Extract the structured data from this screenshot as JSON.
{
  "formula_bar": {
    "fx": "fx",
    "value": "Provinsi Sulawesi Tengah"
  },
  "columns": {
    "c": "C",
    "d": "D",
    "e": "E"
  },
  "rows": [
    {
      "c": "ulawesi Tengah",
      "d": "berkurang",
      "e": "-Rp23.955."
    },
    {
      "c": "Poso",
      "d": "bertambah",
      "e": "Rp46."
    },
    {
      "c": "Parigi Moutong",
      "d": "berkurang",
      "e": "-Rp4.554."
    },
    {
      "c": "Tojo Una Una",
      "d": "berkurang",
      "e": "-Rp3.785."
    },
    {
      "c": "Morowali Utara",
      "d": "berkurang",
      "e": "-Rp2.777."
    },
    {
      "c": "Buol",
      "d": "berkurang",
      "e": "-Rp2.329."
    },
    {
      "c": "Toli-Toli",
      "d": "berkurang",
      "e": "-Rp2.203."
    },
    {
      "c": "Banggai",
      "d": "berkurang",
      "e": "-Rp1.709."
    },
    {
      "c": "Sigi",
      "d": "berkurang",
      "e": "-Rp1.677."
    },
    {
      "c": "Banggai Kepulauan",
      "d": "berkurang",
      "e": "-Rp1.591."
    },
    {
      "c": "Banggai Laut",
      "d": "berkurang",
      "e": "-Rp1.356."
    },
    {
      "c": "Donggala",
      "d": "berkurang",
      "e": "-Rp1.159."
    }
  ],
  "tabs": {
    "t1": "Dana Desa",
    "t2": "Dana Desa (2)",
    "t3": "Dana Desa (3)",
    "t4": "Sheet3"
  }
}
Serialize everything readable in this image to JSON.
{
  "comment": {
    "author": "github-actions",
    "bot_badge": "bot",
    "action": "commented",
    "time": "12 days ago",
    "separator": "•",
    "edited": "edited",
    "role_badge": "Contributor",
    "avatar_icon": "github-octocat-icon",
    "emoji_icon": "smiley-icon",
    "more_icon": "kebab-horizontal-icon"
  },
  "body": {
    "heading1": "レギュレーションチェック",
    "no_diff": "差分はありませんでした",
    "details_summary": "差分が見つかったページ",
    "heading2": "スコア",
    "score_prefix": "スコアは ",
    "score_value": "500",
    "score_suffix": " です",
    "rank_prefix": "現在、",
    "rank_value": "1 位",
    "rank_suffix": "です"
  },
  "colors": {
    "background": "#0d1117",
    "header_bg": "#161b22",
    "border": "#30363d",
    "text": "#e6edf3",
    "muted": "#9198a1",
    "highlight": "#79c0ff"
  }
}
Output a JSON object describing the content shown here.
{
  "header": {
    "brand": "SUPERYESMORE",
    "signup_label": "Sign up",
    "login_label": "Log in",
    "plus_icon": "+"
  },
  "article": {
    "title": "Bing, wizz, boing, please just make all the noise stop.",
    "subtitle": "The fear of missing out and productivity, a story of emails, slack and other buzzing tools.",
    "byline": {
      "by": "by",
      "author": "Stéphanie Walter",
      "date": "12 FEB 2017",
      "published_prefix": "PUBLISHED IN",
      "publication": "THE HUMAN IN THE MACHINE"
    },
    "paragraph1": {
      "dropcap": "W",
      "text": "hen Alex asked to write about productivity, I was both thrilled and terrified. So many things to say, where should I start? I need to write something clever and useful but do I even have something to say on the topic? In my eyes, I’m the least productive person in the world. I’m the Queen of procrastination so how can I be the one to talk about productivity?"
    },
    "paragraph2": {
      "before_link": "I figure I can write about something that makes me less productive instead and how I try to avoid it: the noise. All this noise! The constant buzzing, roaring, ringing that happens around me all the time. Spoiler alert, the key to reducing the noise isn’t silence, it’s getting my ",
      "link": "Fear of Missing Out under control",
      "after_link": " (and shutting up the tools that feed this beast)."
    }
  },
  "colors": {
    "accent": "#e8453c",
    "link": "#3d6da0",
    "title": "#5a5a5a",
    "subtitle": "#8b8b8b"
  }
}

━━━

» Prompt:
Restate every record exactly, leaving nothing out.

» Task answer:
Extract the structured data from this screenshot as JSON.
{
  "formula_bar": {
    "fx": "fx",
    "value": "Provinsi Sulawesi Tengah"
  },
  "columns": {
    "c": "C",
    "d": "D",
    "e": "E"
  },
  "rows": [
    {
      "c": "ulawesi Tengah",
      "d": "berkurang",
      "e": "-Rp23.955."
    },
    {
      "c": "Poso",
      "d": "bertambah",
      "e": "Rp46."
    },
    {
      "c": "Parigi Moutong",
      "d": "berkurang",
      "e": "-Rp4.554."
    },
    {
      "c": "Tojo Una Una",
      "d": "berkurang",
      "e": "-Rp3.785."
    },
    {
      "c": "Morowali Utara",
      "d": "berkurang",
      "e": "-Rp2.777."
    },
    {
      "c": "Buol",
      "d": "berkurang",
      "e": "-Rp2.329."
    },
    {
      "c": "Toli-Toli",
      "d": "berkurang",
      "e": "-Rp2.203."
    },
    {
      "c": "Banggai",
      "d": "berkurang",
      "e": "-Rp1.709."
    },
    {
      "c": "Sigi",
      "d": "berkurang",
      "e": "-Rp1.677."
    },
    {
      "c": "Banggai Kepulauan",
      "d": "berkurang",
      "e": "-Rp1.591."
    },
    {
      "c": "Banggai Laut",
      "d": "berkurang",
      "e": "-Rp1.356."
    },
    {
      "c": "Donggala",
      "d": "berkurang",
      "e": "-Rp1.159."
    }
  ],
  "tabs": {
    "t1": "Dana Desa",
    "t2": "Dana Desa (2)",
    "t3": "Dana Desa (3)",
    "t4": "Sheet3"
  }
}
Serialize everything readable in this image to JSON.
{
  "comment": {
    "author": "github-actions",
    "bot_badge": "bot",
    "action": "commented",
    "time": "12 days ago",
    "separator": "•",
    "edited": "edited",
    "role_badge": "Contributor",
    "avatar_icon": "github-octocat-icon",
    "emoji_icon": "smiley-icon",
    "more_icon": "kebab-horizontal-icon"
  },
  "body": {
    "heading1": "レギュレーションチェック",
    "no_diff": "差分はありませんでした",
    "details_summary": "差分が見つかったページ",
    "heading2": "スコア",
    "score_prefix": "スコアは ",
    "score_value": "500",
    "score_suffix": " です",
    "rank_prefix": "現在、",
    "rank_value": "1 位",
    "rank_suffix": "です"
  },
  "colors": {
    "background": "#0d1117",
    "header_bg": "#161b22",
    "border": "#30363d",
    "text": "#e6edf3",
    "muted": "#9198a1",
    "highlight": "#79c0ff"
  }
}
Output a JSON object describing the content shown here.
{
  "header": {
    "brand": "SUPERYESMORE",
    "signup_label": "Sign up",
    "login_label": "Log in",
    "plus_icon": "+"
  },
  "article": {
    "title": "Bing, wizz, boing, please just make all the noise stop.",
    "subtitle": "The fear of missing out and productivity, a story of emails, slack and other buzzing tools.",
    "byline": {
      "by": "by",
      "author": "Stéphanie Walter",
      "date": "12 FEB 2017",
      "published_prefix": "PUBLISHED IN",
      "publication": "THE HUMAN IN THE MACHINE"
    },
    "paragraph1": {
      "dropcap": "W",
      "text": "hen Alex asked to write about productivity, I was both thrilled and terrified. So many things to say, where should I start? I need to write something clever and useful but do I even have something to say on the topic? In my eyes, I’m the least productive person in the world. I’m the Queen of procrastination so how can I be the one to talk about productivity?"
    },
    "paragraph2": {
      "before_link": "I figure I can write about something that makes me less productive instead and how I try to avoid it: the noise. All this noise! The constant buzzing, roaring, ringing that happens around me all the time. Spoiler alert, the key to reducing the noise isn’t silence, it’s getting my ",
      "link": "Fear of Missing Out under control",
      "after_link": " (and shutting up the tools that feed this beast)."
    }
  },
  "colors": {
    "accent": "#e8453c",
    "link": "#3d6da0",
    "title": "#5a5a5a",
    "subtitle": "#8b8b8b"
  }
}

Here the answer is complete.